◆ **Written exercise**: Please put every line of the entries below into a JSON list of strings, one string per line, leaving out blank lines.

Excerpts from a layout annotation set:

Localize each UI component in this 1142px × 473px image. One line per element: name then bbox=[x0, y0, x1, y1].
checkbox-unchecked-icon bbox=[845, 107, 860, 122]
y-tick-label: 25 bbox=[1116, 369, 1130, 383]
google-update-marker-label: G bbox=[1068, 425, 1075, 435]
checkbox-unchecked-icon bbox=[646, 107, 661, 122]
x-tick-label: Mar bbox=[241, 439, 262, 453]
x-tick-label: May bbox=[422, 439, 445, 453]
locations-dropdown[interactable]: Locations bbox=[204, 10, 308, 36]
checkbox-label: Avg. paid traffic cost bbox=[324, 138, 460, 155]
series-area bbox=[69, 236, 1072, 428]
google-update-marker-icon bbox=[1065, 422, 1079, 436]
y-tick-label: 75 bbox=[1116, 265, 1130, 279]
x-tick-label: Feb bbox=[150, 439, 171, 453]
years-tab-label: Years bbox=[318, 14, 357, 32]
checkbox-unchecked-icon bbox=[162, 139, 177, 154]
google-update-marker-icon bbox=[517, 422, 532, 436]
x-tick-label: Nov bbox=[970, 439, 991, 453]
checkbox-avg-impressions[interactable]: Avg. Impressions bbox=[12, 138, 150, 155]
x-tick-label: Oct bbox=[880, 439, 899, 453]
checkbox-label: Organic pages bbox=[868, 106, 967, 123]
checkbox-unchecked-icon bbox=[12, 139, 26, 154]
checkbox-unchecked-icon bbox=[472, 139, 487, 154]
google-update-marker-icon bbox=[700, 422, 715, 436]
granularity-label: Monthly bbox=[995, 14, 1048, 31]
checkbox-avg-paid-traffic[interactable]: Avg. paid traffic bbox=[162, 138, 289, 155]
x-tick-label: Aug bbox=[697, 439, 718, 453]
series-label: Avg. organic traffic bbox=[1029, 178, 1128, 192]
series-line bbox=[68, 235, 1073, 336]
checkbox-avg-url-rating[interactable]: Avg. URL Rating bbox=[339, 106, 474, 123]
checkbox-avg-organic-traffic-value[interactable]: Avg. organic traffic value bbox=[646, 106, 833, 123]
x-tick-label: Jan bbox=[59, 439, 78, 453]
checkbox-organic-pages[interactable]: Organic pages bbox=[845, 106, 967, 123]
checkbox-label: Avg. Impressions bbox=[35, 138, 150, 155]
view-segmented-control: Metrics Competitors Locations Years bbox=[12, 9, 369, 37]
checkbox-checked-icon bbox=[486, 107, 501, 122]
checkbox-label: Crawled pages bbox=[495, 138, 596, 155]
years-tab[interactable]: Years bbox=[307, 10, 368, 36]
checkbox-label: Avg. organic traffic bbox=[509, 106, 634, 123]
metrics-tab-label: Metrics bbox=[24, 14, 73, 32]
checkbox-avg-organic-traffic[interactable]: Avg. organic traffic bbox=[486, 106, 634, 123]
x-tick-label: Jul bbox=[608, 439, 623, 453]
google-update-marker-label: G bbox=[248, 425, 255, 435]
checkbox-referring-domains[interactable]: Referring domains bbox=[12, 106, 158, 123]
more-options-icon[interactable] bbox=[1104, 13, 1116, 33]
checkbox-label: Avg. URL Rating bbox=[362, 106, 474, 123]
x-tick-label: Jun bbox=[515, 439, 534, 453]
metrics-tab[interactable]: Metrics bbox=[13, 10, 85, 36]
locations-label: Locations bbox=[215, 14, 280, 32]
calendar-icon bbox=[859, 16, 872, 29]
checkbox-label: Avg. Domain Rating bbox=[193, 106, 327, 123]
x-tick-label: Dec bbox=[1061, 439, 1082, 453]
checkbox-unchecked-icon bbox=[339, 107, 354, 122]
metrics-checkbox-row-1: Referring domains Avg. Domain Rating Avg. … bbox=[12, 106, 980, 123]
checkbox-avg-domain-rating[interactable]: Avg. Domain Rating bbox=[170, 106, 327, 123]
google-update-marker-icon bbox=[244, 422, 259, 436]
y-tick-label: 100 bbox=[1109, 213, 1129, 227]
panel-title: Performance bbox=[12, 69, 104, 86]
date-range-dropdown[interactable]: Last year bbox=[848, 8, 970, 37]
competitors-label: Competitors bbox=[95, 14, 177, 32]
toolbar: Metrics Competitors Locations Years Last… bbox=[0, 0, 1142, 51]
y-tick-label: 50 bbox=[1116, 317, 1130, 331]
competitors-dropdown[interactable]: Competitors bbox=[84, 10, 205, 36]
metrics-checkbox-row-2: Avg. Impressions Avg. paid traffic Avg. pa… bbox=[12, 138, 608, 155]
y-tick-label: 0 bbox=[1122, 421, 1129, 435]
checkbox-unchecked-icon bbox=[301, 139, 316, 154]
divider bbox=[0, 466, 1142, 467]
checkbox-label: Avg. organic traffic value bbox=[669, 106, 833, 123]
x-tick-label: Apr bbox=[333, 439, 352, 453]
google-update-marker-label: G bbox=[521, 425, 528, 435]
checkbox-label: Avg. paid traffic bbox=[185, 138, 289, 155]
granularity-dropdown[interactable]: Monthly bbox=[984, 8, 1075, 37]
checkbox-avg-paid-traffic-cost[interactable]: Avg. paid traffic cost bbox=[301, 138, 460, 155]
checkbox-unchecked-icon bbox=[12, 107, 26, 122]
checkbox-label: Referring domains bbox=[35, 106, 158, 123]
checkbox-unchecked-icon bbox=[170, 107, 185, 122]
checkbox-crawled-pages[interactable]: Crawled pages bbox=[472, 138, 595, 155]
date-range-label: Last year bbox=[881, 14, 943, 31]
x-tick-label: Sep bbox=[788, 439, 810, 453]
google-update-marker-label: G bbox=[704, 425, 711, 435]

◆ **Full response**:
[
  "Localize each UI component in this 1142px × 473px image. One line per element: name then bbox=[x0, y0, x1, y1].",
  "checkbox-unchecked-icon bbox=[845, 107, 860, 122]",
  "y-tick-label: 25 bbox=[1116, 369, 1130, 383]",
  "google-update-marker-label: G bbox=[1068, 425, 1075, 435]",
  "checkbox-unchecked-icon bbox=[646, 107, 661, 122]",
  "x-tick-label: Mar bbox=[241, 439, 262, 453]",
  "x-tick-label: May bbox=[422, 439, 445, 453]",
  "locations-dropdown[interactable]: Locations bbox=[204, 10, 308, 36]",
  "checkbox-label: Avg. paid traffic cost bbox=[324, 138, 460, 155]",
  "series-area bbox=[69, 236, 1072, 428]",
  "google-update-marker-icon bbox=[1065, 422, 1079, 436]",
  "y-tick-label: 75 bbox=[1116, 265, 1130, 279]",
  "x-tick-label: Feb bbox=[150, 439, 171, 453]",
  "years-tab-label: Years bbox=[318, 14, 357, 32]",
  "checkbox-unchecked-icon bbox=[162, 139, 177, 154]",
  "google-update-marker-icon bbox=[517, 422, 532, 436]",
  "x-tick-label: Nov bbox=[970, 439, 991, 453]",
  "checkbox-avg-impressions[interactable]: Avg. Impressions bbox=[12, 138, 150, 155]",
  "x-tick-label: Oct bbox=[880, 439, 899, 453]",
  "checkbox-label: Organic pages bbox=[868, 106, 967, 123]",
  "checkbox-unchecked-icon bbox=[12, 139, 26, 154]",
  "checkbox-unchecked-icon bbox=[472, 139, 487, 154]",
  "google-update-marker-icon bbox=[700, 422, 715, 436]",
  "granularity-label: Monthly bbox=[995, 14, 1048, 31]",
  "checkbox-avg-paid-traffic[interactable]: Avg. paid traffic bbox=[162, 138, 289, 155]",
  "x-tick-label: Aug bbox=[697, 439, 718, 453]",
  "series-label: Avg. organic traffic bbox=[1029, 178, 1128, 192]",
  "series-line bbox=[68, 235, 1073, 336]",
  "checkbox-avg-url-rating[interactable]: Avg. URL Rating bbox=[339, 106, 474, 123]",
  "checkbox-avg-organic-traffic-value[interactable]: Avg. organic traffic value bbox=[646, 106, 833, 123]",
  "x-tick-label: Jan bbox=[59, 439, 78, 453]",
  "checkbox-organic-pages[interactable]: Organic pages bbox=[845, 106, 967, 123]",
  "checkbox-label: Avg. Impressions bbox=[35, 138, 150, 155]",
  "view-segmented-control: Metrics Competitors Locations Years bbox=[12, 9, 369, 37]",
  "checkbox-checked-icon bbox=[486, 107, 501, 122]",
  "checkbox-label: Crawled pages bbox=[495, 138, 596, 155]",
  "years-tab[interactable]: Years bbox=[307, 10, 368, 36]",
  "checkbox-label: Avg. organic traffic bbox=[509, 106, 634, 123]",
  "metrics-tab-label: Metrics bbox=[24, 14, 73, 32]",
  "checkbox-avg-organic-traffic[interactable]: Avg. organic traffic bbox=[486, 106, 634, 123]",
  "x-tick-label: Jul bbox=[608, 439, 623, 453]",
  "google-update-marker-label: G bbox=[248, 425, 255, 435]",
  "checkbox-referring-domains[interactable]: Referring domains bbox=[12, 106, 158, 123]",
  "more-options-icon[interactable] bbox=[1104, 13, 1116, 33]",
  "checkbox-label: Avg. URL Rating bbox=[362, 106, 474, 123]",
  "x-tick-label: Jun bbox=[515, 439, 534, 453]",
  "metrics-tab[interactable]: Metrics bbox=[13, 10, 85, 36]",
  "locations-label: Locations bbox=[215, 14, 280, 32]",
  "calendar-icon bbox=[859, 16, 872, 29]",
  "checkbox-label: Avg. Domain Rating bbox=[193, 106, 327, 123]",
  "x-tick-label: Dec bbox=[1061, 439, 1082, 453]",
  "checkbox-unchecked-icon bbox=[339, 107, 354, 122]",
  "metrics-checkbox-row-1: Referring domains Avg. Domain Rating Avg. … bbox=[12, 106, 980, 123]",
  "checkbox-avg-domain-rating[interactable]: Avg. Domain Rating bbox=[170, 106, 327, 123]",
  "google-update-marker-icon bbox=[244, 422, 259, 436]",
  "y-tick-label: 100 bbox=[1109, 213, 1129, 227]",
  "panel-title: Performance bbox=[12, 69, 104, 86]",
  "date-range-dropdown[interactable]: Last year bbox=[848, 8, 970, 37]",
  "competitors-label: Competitors bbox=[95, 14, 177, 32]",
  "toolbar: Metrics Competitors Locations Years Last… bbox=[0, 0, 1142, 51]",
  "y-tick-label: 50 bbox=[1116, 317, 1130, 331]",
  "competitors-dropdown[interactable]: Competitors bbox=[84, 10, 205, 36]",
  "metrics-checkbox-row-2: Avg. Impressions Avg. paid traffic Avg. pa… bbox=[12, 138, 608, 155]",
  "y-tick-label: 0 bbox=[1122, 421, 1129, 435]",
  "checkbox-unchecked-icon bbox=[301, 139, 316, 154]",
  "divider bbox=[0, 466, 1142, 467]",
  "checkbox-label: Avg. organic traffic value bbox=[669, 106, 833, 123]",
  "x-tick-label: Apr bbox=[333, 439, 352, 453]",
  "google-update-marker-label: G bbox=[521, 425, 528, 435]",
  "checkbox-label: Avg. paid traffic bbox=[185, 138, 289, 155]",
  "granularity-dropdown[interactable]: Monthly bbox=[984, 8, 1075, 37]",
  "checkbox-avg-paid-traffic-cost[interactable]: Avg. paid traffic cost bbox=[301, 138, 460, 155]",
  "checkbox-unchecked-icon bbox=[12, 107, 26, 122]",
  "checkbox-label: Referring domains bbox=[35, 106, 158, 123]",
  "checkbox-unchecked-icon bbox=[170, 107, 185, 122]",
  "checkbox-crawled-pages[interactable]: Crawled pages bbox=[472, 138, 595, 155]",
  "date-range-label: Last year bbox=[881, 14, 943, 31]",
  "x-tick-label: Sep bbox=[788, 439, 810, 453]",
  "google-update-marker-label: G bbox=[704, 425, 711, 435]"
]